Dataset items:

▼

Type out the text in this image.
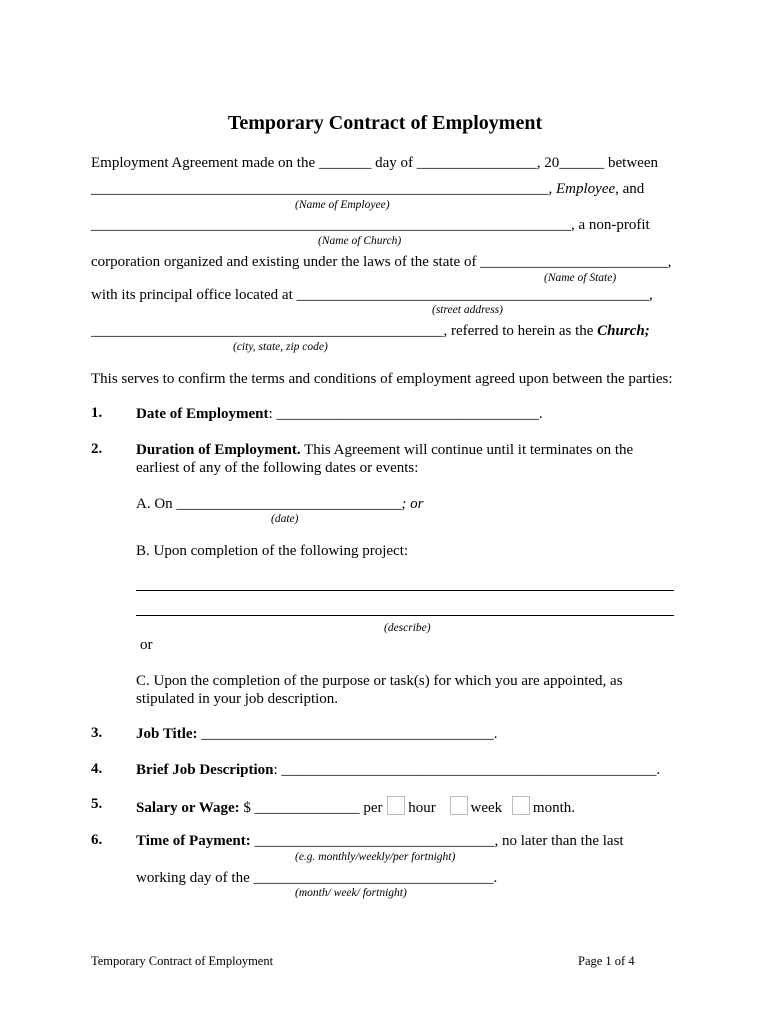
Temporary Contract of Employment
Employment Agreement made on the _______ day of ________________, 20______ between
_____________________________________________________________, Employee, and
(Name of Employee)
________________________________________________________________, a non-profit
(Name of Church)
corporation organized and existing under the laws of the state of _________________________,
(Name of State)
with its principal office located at _______________________________________________,
(street address)
_______________________________________________, referred to herein as the Church;
(city, state, zip code)
This serves to confirm the terms and conditions of employment agreed upon between the parties:
1. Date of Employment: ___________________________________.
2. Duration of Employment. This Agreement will continue until it terminates on the
earliest of any of the following dates or events:
A. On ______________________________; or
(date)
B. Upon completion of the following project:
(describe)
or
C. Upon the completion of the purpose or task(s) for which you are appointed, as
stipulated in your job description.
3. Job Title: _______________________________________.
4. Brief Job Description: __________________________________________________.
5. Salary or Wage: $ ______________ per hour week month.
6. Time of Payment: ________________________________, no later than the last
(e.g. monthly/weekly/per fortnight)
working day of the ________________________________.
(month/ week/ fortnight)
Temporary Contract of Employment	Page 1 of 4
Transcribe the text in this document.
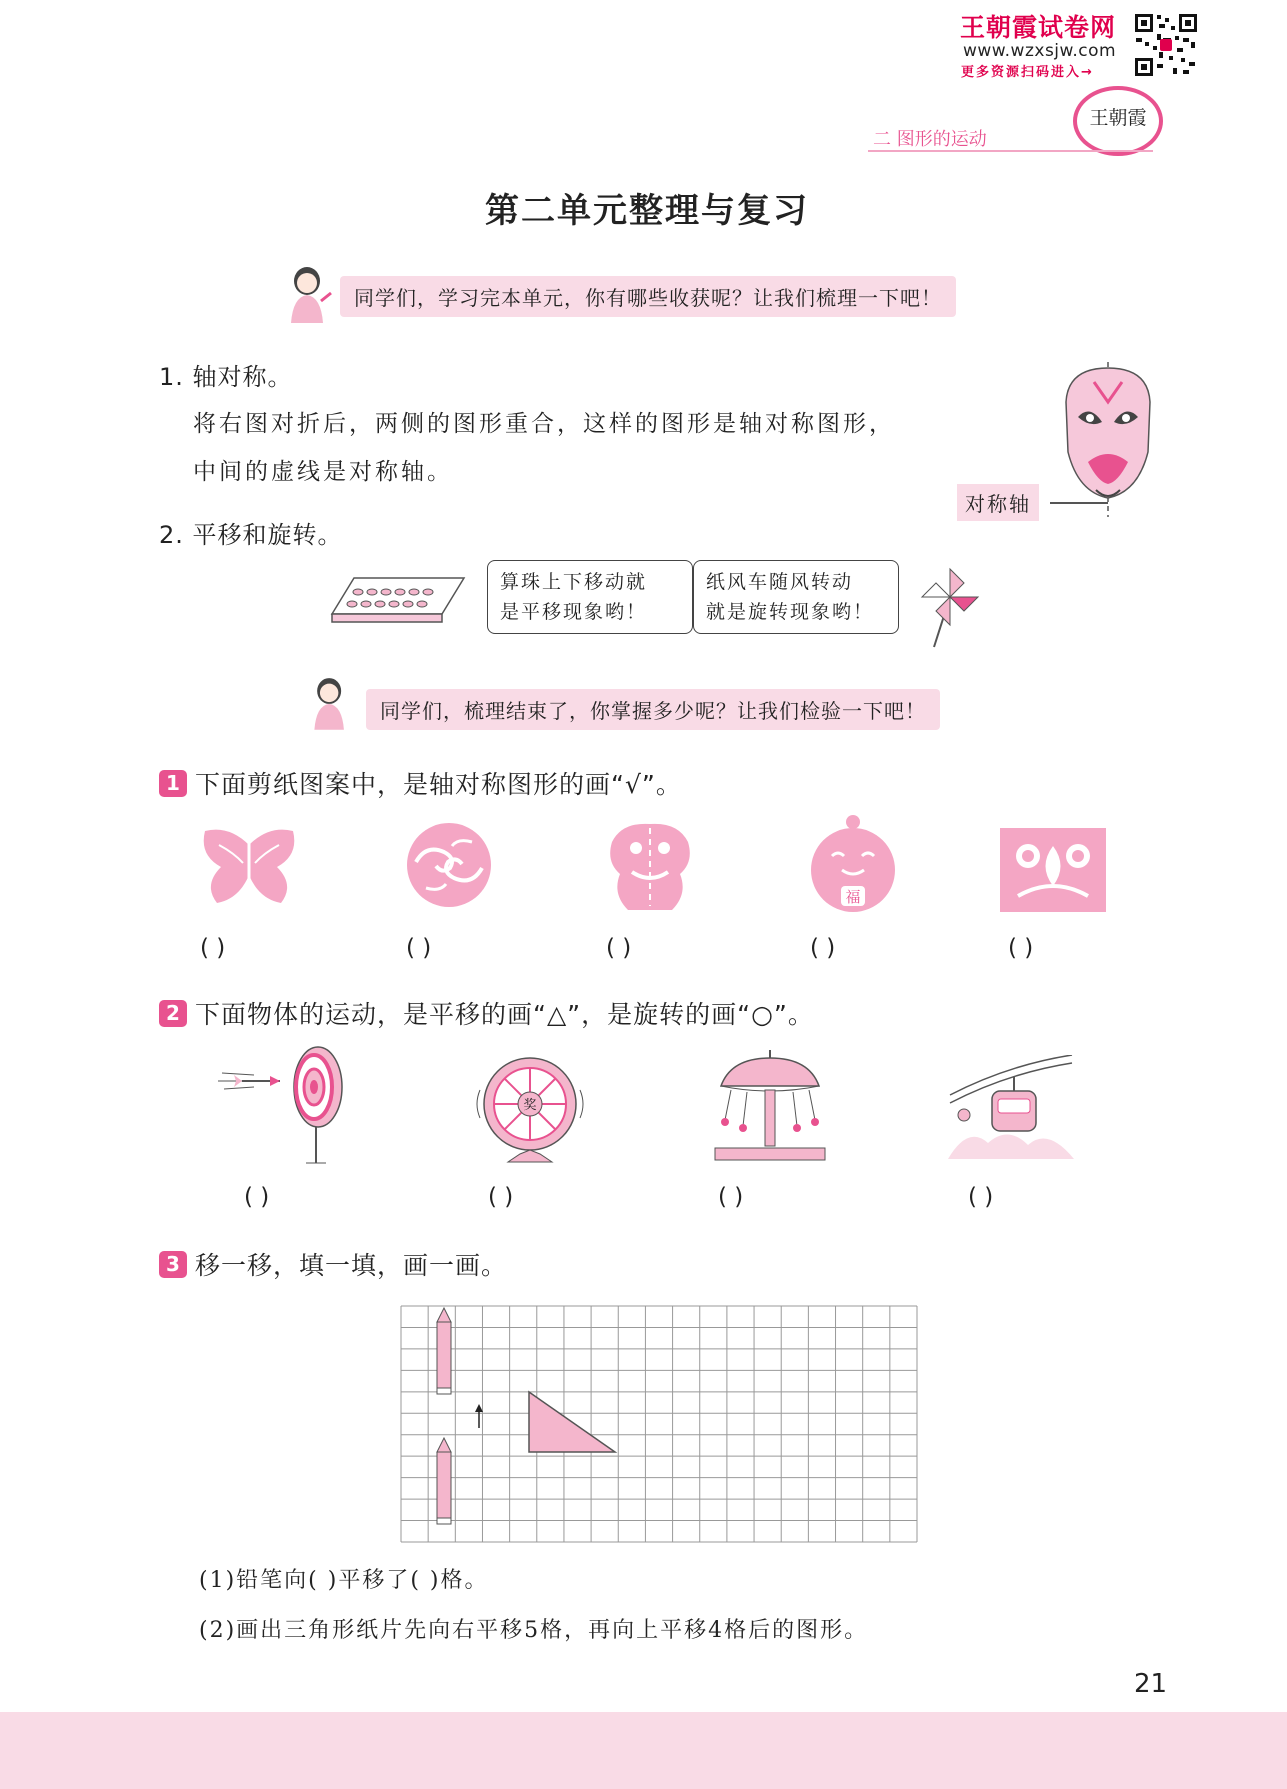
王朝霞试卷网
www.wzxsjw.com
更多资源扫码进入→
王朝霞
二 图形的运动
第二单元整理与复习
同学们，学习完本单元，你有哪些收获呢？让我们梳理一下吧！
1. 轴对称。
将右图对折后，两侧的图形重合，这样的图形是轴对称图形，
中间的虚线是对称轴。
对称轴
2. 平移和旋转。
算珠上下移动就
是平移现象哟！
纸风车随风转动
就是旋转现象哟！
同学们，梳理结束了，你掌握多少呢？让我们检验一下吧！
1 下面剪纸图案中，是轴对称图形的画“√”。
福
( )	( )	( )	( )	( )
2 下面物体的运动，是平移的画“△”，是旋转的画“○”。
奖
( )	( )	( )	( )
3 移一移，填一填，画一画。
(1)铅笔向( )平移了( )格。
(2)画出三角形纸片先向右平移5格，再向上平移4格后的图形。
21
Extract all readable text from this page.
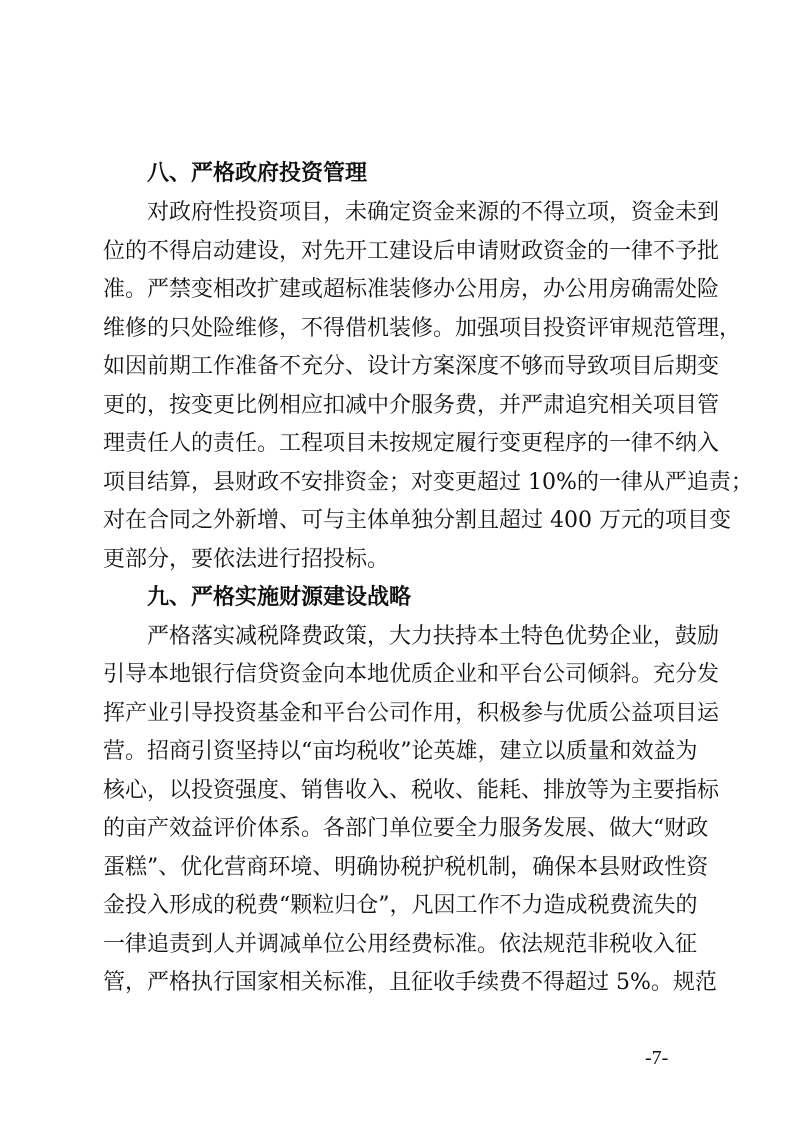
八、严格政府投资管理
对政府性投资项目，未确定资金来源的不得立项，资金未到
位的不得启动建设，对先开工建设后申请财政资金的一律不予批
准。严禁变相改扩建或超标准装修办公用房，办公用房确需处险
维修的只处险维修，不得借机装修。加强项目投资评审规范管理，
如因前期工作准备不充分、设计方案深度不够而导致项目后期变
更的，按变更比例相应扣减中介服务费，并严肃追究相关项目管
理责任人的责任。工程项目未按规定履行变更程序的一律不纳入
项目结算，县财政不安排资金；对变更超过 10%的一律从严追责；
对在合同之外新增、可与主体单独分割且超过 400 万元的项目变
更部分，要依法进行招投标。
九、严格实施财源建设战略
严格落实减税降费政策，大力扶持本土特色优势企业，鼓励
引导本地银行信贷资金向本地优质企业和平台公司倾斜。充分发
挥产业引导投资基金和平台公司作用，积极参与优质公益项目运
营。招商引资坚持以“亩均税收”论英雄，建立以质量和效益为
核心，以投资强度、销售收入、税收、能耗、排放等为主要指标
的亩产效益评价体系。各部门单位要全力服务发展、做大“财政
蛋糕”、优化营商环境、明确协税护税机制，确保本县财政性资
金投入形成的税费“颗粒归仓”，凡因工作不力造成税费流失的
一律追责到人并调减单位公用经费标准。依法规范非税收入征
管，严格执行国家相关标准，且征收手续费不得超过 5%。规范
-7-
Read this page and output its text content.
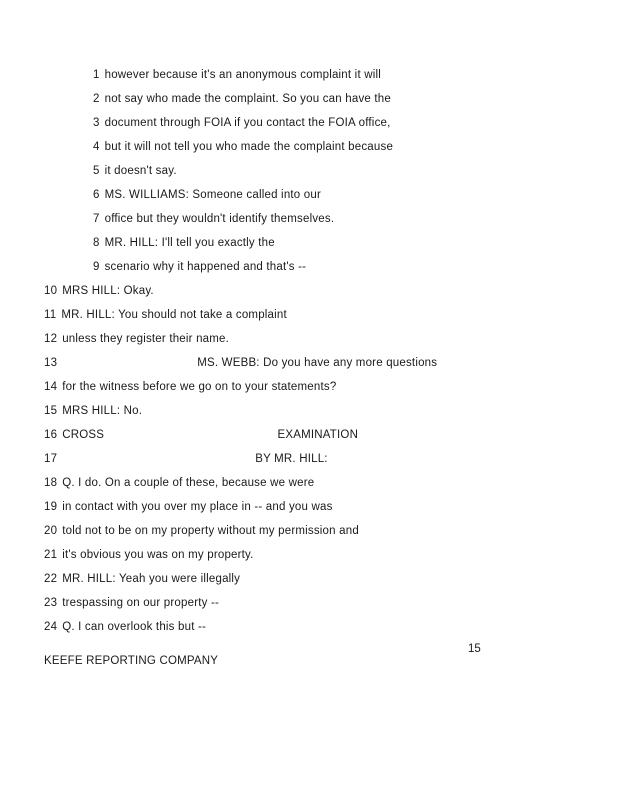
1 however because it's an anonymous complaint it will
2 not say who made the complaint. So you can have the
3 document through FOIA if you contact the FOIA office,
4 but it will not tell you who made the complaint because
5 it doesn't say.
6 MS. WILLIAMS: Someone called into our
7 office but they wouldn't identify themselves.
8 MR. HILL: I'll tell you exactly the
9 scenario why it happened and that's --
10 MRS HILL: Okay.
11 MR. HILL: You should not take a complaint
12 unless they register their name.
13	MS. WEBB: Do you have any more questions
14 for the witness before we go on to your statements?
15 MRS HILL: No.
16 CROSS EXAMINATION
17	BY MR. HILL:
18 Q. I do. On a couple of these, because we were
19 in contact with you over my place in -- and you was
20 told not to be on my property without my permission and
21 it's obvious you was on my property.
22 MR. HILL: Yeah you were illegally
23 trespassing on our property --
24 Q. I can overlook this but --
15
KEEFE REPORTING COMPANY
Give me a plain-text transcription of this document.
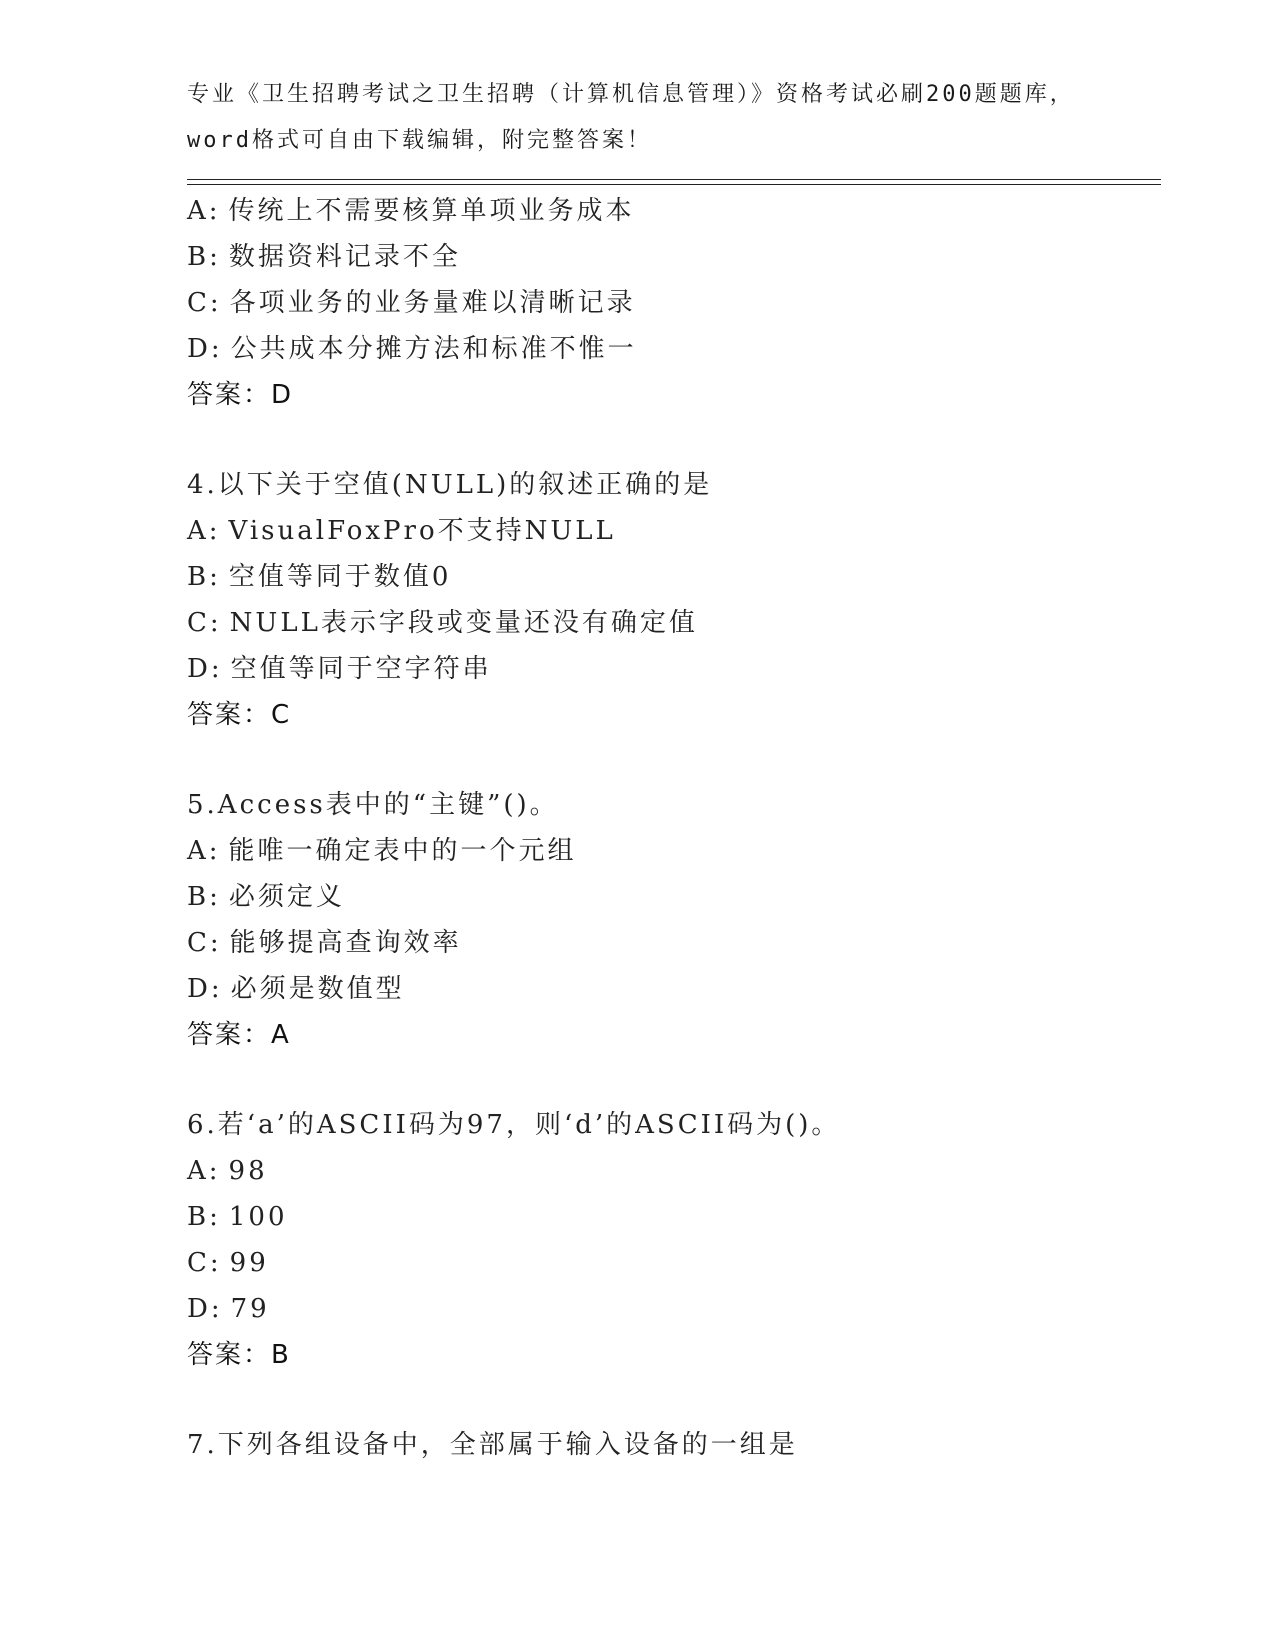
专业《卫生招聘考试之卫生招聘（计算机信息管理）》资格考试必刷200题题库，
word格式可自由下载编辑，附完整答案！
A: 传统上不需要核算单项业务成本
B: 数据资料记录不全
C: 各项业务的业务量难以清晰记录
D: 公共成本分摊方法和标准不惟一
答案：D
4.以下关于空值(NULL)的叙述正确的是
A: VisualFoxPro不支持NULL
B: 空值等同于数值0
C: NULL表示字段或变量还没有确定值
D: 空值等同于空字符串
答案：C
5.Access表中的“主键”()。
A: 能唯一确定表中的一个元组
B: 必须定义
C: 能够提高查询效率
D: 必须是数值型
答案：A
6.若‘a’的ASCII码为97，则‘d’的ASCII码为()。
A: 98
B: 100
C: 99
D: 79
答案：B
7.下列各组设备中，全部属于输入设备的一组是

▲

### Requirements
Produce an exact copy of only those lines that run from the line with "Give me a plain-text" to the final line of the records, including both; exclude images.

### Solution
Give me a plain-text transcription of this document.
专业《卫生招聘考试之卫生招聘（计算机信息管理）》资格考试必刷200题题库，
word格式可自由下载编辑，附完整答案！
A: 传统上不需要核算单项业务成本
B: 数据资料记录不全
C: 各项业务的业务量难以清晰记录
D: 公共成本分摊方法和标准不惟一
答案：D
4.以下关于空值(NULL)的叙述正确的是
A: VisualFoxPro不支持NULL
B: 空值等同于数值0
C: NULL表示字段或变量还没有确定值
D: 空值等同于空字符串
答案：C
5.Access表中的“主键”()。
A: 能唯一确定表中的一个元组
B: 必须定义
C: 能够提高查询效率
D: 必须是数值型
答案：A
6.若‘a’的ASCII码为97，则‘d’的ASCII码为()。
A: 98
B: 100
C: 99
D: 79
答案：B
7.下列各组设备中，全部属于输入设备的一组是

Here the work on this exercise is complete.